>> Start Provided entries

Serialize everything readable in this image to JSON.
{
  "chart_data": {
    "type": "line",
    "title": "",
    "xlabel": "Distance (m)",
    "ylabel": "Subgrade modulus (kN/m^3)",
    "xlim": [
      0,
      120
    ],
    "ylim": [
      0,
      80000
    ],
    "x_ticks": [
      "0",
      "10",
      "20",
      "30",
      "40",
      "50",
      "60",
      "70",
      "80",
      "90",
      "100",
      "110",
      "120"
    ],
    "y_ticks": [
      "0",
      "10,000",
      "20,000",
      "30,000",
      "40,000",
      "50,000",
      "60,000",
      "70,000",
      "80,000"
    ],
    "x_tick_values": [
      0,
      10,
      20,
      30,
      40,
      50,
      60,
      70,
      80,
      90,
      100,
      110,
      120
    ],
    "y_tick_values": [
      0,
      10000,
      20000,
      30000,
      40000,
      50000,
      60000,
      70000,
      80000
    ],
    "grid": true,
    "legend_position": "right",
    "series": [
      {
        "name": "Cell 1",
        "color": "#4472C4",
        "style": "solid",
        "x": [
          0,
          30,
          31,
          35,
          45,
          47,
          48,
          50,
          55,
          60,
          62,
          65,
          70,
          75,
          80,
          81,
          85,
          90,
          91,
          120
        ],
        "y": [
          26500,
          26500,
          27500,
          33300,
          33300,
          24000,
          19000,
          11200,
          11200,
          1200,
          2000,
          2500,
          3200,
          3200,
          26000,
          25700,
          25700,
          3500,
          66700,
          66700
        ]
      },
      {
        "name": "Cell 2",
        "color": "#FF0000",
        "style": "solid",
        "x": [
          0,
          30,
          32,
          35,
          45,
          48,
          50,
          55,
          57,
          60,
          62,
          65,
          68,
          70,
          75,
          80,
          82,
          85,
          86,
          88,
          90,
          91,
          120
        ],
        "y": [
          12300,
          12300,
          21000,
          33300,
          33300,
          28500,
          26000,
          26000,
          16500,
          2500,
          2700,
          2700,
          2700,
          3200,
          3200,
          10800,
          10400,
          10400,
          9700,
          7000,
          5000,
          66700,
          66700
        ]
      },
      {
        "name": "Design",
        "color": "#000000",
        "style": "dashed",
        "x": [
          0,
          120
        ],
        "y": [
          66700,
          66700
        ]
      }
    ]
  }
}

>> End Provided entries

_Task objective_
Go through the entries and repeat each one exactly.

_Full answer_
Serialize everything readable in this image to JSON.
{
  "chart_data": {
    "type": "line",
    "title": "",
    "xlabel": "Distance (m)",
    "ylabel": "Subgrade modulus (kN/m^3)",
    "xlim": [
      0,
      120
    ],
    "ylim": [
      0,
      80000
    ],
    "x_ticks": [
      "0",
      "10",
      "20",
      "30",
      "40",
      "50",
      "60",
      "70",
      "80",
      "90",
      "100",
      "110",
      "120"
    ],
    "y_ticks": [
      "0",
      "10,000",
      "20,000",
      "30,000",
      "40,000",
      "50,000",
      "60,000",
      "70,000",
      "80,000"
    ],
    "x_tick_values": [
      0,
      10,
      20,
      30,
      40,
      50,
      60,
      70,
      80,
      90,
      100,
      110,
      120
    ],
    "y_tick_values": [
      0,
      10000,
      20000,
      30000,
      40000,
      50000,
      60000,
      70000,
      80000
    ],
    "grid": true,
    "legend_position": "right",
    "series": [
      {
        "name": "Cell 1",
        "color": "#4472C4",
        "style": "solid",
        "x": [
          0,
          30,
          31,
          35,
          45,
          47,
          48,
          50,
          55,
          60,
          62,
          65,
          70,
          75,
          80,
          81,
          85,
          90,
          91,
          120
        ],
        "y": [
          26500,
          26500,
          27500,
          33300,
          33300,
          24000,
          19000,
          11200,
          11200,
          1200,
          2000,
          2500,
          3200,
          3200,
          26000,
          25700,
          25700,
          3500,
          66700,
          66700
        ]
      },
      {
        "name": "Cell 2",
        "color": "#FF0000",
        "style": "solid",
        "x": [
          0,
          30,
          32,
          35,
          45,
          48,
          50,
          55,
          57,
          60,
          62,
          65,
          68,
          70,
          75,
          80,
          82,
          85,
          86,
          88,
          90,
          91,
          120
        ],
        "y": [
          12300,
          12300,
          21000,
          33300,
          33300,
          28500,
          26000,
          26000,
          16500,
          2500,
          2700,
          2700,
          2700,
          3200,
          3200,
          10800,
          10400,
          10400,
          9700,
          7000,
          5000,
          66700,
          66700
        ]
      },
      {
        "name": "Design",
        "color": "#000000",
        "style": "dashed",
        "x": [
          0,
          120
        ],
        "y": [
          66700,
          66700
        ]
      }
    ]
  }
}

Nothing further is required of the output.